INFORMATION GIVEN:

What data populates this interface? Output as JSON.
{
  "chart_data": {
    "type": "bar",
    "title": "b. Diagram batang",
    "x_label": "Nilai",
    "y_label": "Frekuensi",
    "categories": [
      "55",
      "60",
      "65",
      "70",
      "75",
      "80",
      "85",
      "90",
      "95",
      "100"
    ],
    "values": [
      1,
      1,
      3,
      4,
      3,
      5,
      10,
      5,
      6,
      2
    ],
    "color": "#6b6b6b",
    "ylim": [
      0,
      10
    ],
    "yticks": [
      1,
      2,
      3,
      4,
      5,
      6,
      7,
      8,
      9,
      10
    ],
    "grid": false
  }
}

* * *

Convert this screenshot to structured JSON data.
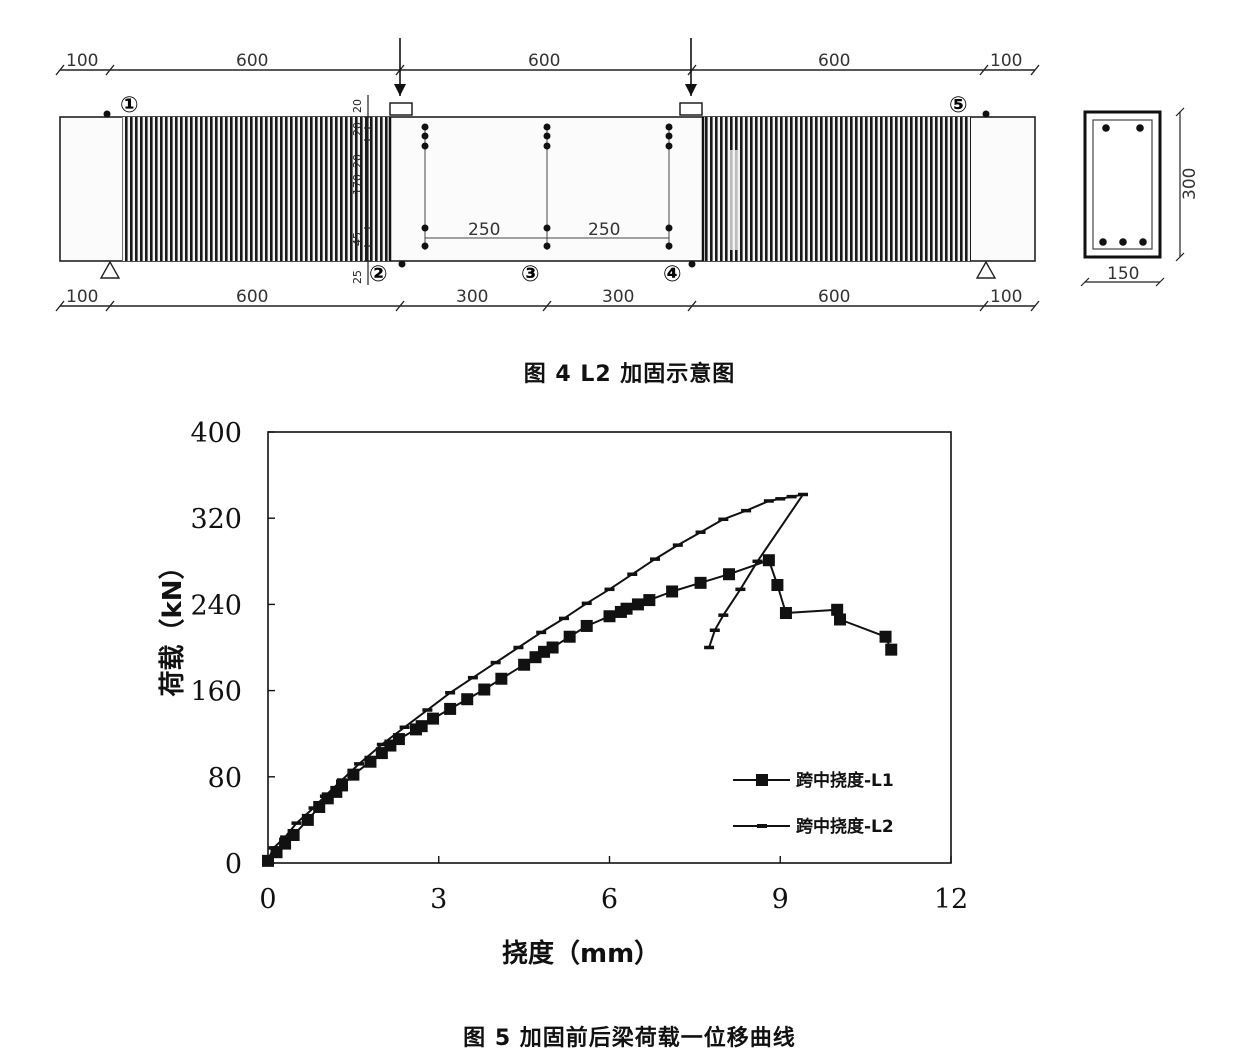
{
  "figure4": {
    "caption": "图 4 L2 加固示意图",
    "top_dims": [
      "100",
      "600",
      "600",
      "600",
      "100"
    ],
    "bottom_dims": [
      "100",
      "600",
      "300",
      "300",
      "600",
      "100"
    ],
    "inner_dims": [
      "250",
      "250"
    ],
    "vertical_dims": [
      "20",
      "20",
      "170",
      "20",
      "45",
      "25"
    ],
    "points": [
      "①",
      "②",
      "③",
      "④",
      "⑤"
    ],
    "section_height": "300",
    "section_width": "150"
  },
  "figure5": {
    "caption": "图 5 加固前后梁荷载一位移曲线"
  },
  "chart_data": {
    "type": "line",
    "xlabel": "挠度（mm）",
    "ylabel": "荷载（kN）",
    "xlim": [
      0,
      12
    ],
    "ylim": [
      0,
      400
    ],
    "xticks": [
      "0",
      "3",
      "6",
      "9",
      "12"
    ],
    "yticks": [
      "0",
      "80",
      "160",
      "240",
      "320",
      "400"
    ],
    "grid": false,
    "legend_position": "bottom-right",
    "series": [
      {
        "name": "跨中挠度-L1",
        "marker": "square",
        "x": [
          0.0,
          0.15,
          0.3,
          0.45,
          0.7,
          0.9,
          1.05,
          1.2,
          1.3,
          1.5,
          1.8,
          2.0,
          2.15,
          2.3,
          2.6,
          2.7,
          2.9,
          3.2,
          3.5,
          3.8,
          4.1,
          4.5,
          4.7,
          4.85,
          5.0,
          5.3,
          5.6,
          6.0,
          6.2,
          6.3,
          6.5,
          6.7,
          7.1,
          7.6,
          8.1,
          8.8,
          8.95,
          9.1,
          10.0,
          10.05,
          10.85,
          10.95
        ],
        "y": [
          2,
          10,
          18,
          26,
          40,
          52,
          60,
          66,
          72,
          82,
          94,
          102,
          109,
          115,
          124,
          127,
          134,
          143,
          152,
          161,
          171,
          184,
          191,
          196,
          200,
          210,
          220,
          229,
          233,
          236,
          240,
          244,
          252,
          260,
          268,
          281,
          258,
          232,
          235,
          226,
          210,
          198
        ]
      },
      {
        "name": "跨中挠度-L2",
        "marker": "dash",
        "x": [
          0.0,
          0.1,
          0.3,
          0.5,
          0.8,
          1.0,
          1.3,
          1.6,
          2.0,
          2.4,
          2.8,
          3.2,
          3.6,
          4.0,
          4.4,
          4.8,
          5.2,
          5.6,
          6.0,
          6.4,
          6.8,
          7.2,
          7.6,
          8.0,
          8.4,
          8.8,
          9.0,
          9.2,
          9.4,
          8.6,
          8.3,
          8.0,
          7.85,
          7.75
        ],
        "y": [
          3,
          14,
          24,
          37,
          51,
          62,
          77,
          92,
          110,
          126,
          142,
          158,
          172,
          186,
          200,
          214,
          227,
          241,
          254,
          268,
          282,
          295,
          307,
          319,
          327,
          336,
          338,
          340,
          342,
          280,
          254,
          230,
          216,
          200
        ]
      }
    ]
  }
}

---

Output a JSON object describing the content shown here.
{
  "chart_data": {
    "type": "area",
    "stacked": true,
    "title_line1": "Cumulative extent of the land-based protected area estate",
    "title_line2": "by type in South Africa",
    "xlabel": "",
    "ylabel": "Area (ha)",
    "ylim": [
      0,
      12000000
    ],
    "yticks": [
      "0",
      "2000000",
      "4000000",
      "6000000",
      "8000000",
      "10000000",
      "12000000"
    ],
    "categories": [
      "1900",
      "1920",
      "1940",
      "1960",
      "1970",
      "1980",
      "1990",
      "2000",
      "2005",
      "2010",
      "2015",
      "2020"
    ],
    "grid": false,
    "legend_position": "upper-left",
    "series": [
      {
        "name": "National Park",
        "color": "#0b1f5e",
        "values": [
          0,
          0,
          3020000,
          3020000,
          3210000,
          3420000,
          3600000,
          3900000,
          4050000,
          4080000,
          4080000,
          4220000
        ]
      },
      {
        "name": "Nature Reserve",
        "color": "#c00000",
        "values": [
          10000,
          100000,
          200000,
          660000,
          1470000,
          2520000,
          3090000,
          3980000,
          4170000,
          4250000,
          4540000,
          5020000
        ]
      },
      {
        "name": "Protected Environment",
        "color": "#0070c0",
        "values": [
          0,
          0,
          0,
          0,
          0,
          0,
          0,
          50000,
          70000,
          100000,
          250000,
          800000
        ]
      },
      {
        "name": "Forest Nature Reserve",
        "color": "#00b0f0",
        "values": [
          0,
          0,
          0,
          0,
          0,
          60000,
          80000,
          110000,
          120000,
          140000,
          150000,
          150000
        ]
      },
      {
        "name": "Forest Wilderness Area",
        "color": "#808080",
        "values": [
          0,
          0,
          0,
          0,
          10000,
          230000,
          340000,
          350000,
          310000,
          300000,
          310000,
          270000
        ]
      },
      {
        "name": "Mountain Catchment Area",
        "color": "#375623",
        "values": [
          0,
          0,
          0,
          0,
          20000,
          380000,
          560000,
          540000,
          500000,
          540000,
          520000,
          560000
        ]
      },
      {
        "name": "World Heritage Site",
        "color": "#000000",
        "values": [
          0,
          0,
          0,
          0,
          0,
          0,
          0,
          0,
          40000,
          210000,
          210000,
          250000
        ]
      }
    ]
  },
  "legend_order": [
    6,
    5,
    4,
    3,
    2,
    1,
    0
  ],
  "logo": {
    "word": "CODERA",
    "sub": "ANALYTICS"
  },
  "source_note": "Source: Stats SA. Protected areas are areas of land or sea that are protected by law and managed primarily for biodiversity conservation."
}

WHAT IS ASKED: Pick out each line in the material containing "JSON".

FULL OUTPUT:
What data populates this interface? Output as JSON.
Convert this screenshot to structured JSON data.
Output a JSON object describing the content shown here.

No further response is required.